— THE EXERCISE —
Reproduce each record below exactly as written.
╭──
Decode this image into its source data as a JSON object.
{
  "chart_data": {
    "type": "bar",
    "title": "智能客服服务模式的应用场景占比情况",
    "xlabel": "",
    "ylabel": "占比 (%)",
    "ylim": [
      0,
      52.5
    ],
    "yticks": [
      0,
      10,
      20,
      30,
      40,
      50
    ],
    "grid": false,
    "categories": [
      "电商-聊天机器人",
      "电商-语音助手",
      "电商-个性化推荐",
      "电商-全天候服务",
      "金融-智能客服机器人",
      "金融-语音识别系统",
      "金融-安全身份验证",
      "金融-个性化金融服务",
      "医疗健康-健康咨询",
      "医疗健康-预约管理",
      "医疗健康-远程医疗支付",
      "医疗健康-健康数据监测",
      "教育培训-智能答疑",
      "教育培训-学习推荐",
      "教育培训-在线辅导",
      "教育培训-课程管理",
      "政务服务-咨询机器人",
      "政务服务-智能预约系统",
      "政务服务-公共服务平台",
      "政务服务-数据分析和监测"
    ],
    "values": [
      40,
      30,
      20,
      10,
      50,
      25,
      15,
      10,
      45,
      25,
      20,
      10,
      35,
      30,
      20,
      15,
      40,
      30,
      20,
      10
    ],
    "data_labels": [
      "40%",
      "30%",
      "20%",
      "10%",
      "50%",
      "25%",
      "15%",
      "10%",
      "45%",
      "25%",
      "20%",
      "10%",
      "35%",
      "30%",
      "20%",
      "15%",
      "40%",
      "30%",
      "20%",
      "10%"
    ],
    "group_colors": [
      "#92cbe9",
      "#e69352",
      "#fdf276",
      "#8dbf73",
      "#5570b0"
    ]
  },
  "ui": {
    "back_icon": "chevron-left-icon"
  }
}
╰──
— SOLUTION TO THE PROBLEM —
Decode this image into its source data as a JSON object.
{
  "chart_data": {
    "type": "bar",
    "title": "智能客服服务模式的应用场景占比情况",
    "xlabel": "",
    "ylabel": "占比 (%)",
    "ylim": [
      0,
      52.5
    ],
    "yticks": [
      0,
      10,
      20,
      30,
      40,
      50
    ],
    "grid": false,
    "categories": [
      "电商-聊天机器人",
      "电商-语音助手",
      "电商-个性化推荐",
      "电商-全天候服务",
      "金融-智能客服机器人",
      "金融-语音识别系统",
      "金融-安全身份验证",
      "金融-个性化金融服务",
      "医疗健康-健康咨询",
      "医疗健康-预约管理",
      "医疗健康-远程医疗支付",
      "医疗健康-健康数据监测",
      "教育培训-智能答疑",
      "教育培训-学习推荐",
      "教育培训-在线辅导",
      "教育培训-课程管理",
      "政务服务-咨询机器人",
      "政务服务-智能预约系统",
      "政务服务-公共服务平台",
      "政务服务-数据分析和监测"
    ],
    "values": [
      40,
      30,
      20,
      10,
      50,
      25,
      15,
      10,
      45,
      25,
      20,
      10,
      35,
      30,
      20,
      15,
      40,
      30,
      20,
      10
    ],
    "data_labels": [
      "40%",
      "30%",
      "20%",
      "10%",
      "50%",
      "25%",
      "15%",
      "10%",
      "45%",
      "25%",
      "20%",
      "10%",
      "35%",
      "30%",
      "20%",
      "15%",
      "40%",
      "30%",
      "20%",
      "10%"
    ],
    "group_colors": [
      "#92cbe9",
      "#e69352",
      "#fdf276",
      "#8dbf73",
      "#5570b0"
    ]
  },
  "ui": {
    "back_icon": "chevron-left-icon"
  }
}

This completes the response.